## REQUEST
Copy each line of the material below that includes the string "JSON".

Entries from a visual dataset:
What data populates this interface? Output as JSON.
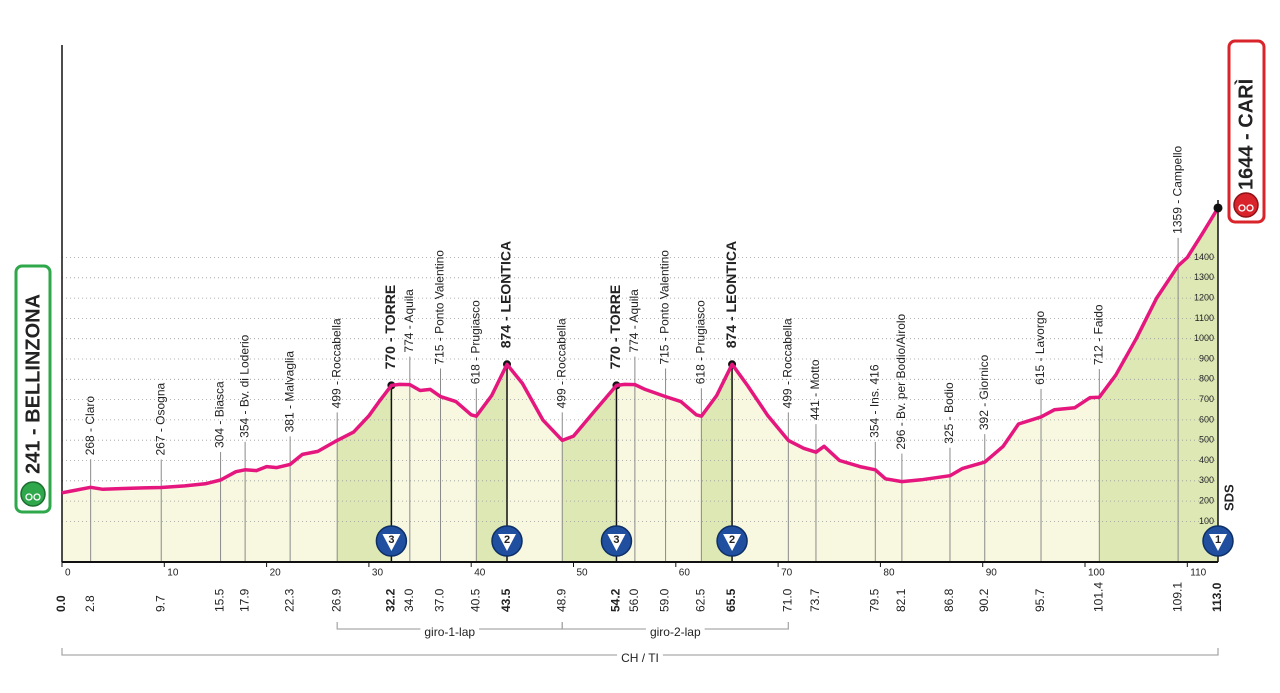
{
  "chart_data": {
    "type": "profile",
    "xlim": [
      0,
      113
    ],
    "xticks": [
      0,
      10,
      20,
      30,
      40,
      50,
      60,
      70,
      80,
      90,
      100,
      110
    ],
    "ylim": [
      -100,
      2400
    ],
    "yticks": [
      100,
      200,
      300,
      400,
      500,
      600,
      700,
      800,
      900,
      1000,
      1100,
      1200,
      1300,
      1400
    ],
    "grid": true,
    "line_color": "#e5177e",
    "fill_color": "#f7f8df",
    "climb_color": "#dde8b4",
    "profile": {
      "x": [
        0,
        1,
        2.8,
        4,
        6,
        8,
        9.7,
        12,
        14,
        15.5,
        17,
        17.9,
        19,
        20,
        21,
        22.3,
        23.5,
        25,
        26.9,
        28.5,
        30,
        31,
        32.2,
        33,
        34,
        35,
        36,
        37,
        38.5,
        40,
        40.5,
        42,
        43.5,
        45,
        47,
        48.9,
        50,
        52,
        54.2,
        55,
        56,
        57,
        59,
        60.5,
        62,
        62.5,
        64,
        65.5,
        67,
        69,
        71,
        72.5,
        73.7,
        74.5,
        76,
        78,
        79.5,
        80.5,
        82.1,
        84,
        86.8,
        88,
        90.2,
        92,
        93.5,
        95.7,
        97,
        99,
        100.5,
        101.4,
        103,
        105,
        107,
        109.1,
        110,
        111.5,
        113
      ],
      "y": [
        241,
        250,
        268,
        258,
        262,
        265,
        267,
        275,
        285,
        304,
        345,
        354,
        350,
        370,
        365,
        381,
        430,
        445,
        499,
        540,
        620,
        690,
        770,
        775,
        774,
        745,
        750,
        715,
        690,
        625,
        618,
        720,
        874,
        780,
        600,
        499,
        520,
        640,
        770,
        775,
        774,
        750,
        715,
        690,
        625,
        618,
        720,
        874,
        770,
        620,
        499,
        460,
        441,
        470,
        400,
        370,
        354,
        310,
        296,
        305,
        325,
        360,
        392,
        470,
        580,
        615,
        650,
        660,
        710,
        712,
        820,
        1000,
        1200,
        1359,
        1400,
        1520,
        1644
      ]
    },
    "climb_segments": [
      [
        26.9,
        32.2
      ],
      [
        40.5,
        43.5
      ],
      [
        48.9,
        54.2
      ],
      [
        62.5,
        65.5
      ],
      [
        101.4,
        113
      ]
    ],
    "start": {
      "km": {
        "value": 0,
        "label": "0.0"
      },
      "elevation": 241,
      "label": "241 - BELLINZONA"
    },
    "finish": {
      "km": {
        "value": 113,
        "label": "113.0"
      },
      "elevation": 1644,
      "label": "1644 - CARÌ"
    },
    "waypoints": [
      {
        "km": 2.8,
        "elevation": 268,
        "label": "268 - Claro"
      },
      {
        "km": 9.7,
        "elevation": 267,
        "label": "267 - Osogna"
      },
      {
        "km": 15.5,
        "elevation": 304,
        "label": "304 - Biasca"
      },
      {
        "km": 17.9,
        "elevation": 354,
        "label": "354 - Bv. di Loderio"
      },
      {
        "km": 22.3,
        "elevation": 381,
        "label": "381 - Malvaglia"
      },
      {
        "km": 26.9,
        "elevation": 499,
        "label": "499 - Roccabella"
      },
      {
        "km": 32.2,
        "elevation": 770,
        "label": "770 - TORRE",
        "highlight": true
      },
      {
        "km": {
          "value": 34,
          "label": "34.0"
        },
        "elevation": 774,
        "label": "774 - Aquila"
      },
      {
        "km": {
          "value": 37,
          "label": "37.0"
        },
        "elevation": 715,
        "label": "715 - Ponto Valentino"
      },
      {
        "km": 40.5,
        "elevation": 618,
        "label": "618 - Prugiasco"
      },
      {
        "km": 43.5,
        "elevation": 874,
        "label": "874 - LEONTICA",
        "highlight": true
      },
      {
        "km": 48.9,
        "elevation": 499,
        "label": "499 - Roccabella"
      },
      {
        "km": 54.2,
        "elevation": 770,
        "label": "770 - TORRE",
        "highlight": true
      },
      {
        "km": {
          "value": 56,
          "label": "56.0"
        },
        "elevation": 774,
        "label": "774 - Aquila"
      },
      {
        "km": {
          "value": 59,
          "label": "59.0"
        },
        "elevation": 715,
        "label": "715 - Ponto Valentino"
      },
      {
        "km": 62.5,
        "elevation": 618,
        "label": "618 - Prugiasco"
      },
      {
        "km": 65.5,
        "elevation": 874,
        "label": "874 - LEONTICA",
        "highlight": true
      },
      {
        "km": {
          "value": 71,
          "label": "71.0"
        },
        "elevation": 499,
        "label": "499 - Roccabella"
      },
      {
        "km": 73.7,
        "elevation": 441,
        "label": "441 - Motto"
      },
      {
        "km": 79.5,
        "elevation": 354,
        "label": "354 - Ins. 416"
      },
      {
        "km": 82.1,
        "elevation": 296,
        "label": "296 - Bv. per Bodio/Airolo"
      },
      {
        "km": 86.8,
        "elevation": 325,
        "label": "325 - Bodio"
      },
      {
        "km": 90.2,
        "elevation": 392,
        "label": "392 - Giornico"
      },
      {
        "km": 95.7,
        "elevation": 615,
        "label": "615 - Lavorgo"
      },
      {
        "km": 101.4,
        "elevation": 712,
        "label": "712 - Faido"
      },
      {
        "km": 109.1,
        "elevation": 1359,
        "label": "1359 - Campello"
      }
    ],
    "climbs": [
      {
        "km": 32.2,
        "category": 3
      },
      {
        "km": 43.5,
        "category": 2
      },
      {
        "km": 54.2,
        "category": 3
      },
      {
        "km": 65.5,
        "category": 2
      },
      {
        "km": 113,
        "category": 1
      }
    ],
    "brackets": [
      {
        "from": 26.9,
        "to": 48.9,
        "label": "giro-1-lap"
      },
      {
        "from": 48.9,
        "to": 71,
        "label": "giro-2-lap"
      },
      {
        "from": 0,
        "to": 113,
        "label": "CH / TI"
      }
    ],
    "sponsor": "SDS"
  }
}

* * *

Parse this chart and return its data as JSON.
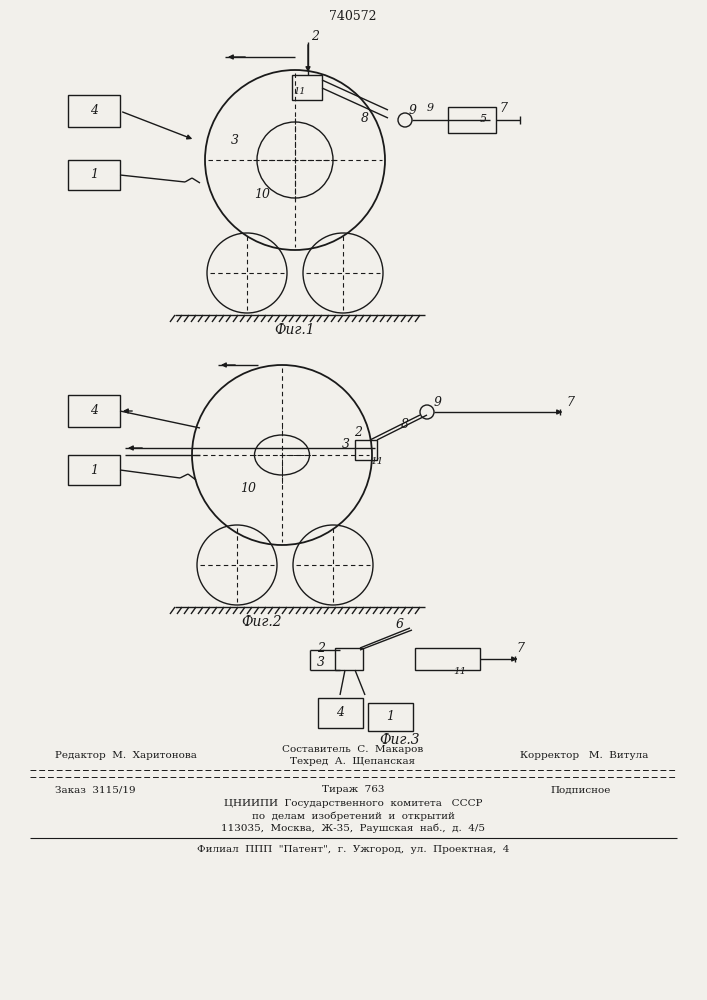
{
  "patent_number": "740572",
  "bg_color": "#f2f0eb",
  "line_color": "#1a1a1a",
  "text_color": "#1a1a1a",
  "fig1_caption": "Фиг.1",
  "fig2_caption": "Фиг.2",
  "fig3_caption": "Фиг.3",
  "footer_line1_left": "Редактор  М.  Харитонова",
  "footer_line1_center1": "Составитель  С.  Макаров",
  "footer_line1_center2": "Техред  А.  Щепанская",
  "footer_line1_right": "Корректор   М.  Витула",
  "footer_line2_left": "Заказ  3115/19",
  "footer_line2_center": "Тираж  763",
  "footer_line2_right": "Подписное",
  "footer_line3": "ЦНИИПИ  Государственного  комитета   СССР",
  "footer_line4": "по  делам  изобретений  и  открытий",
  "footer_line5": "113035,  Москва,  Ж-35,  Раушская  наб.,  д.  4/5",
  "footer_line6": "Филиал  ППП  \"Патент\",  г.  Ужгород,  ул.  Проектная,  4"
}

## TASK RESULT
What data populates this interface? Output as JSON.
Parse this chart and return its data as JSON.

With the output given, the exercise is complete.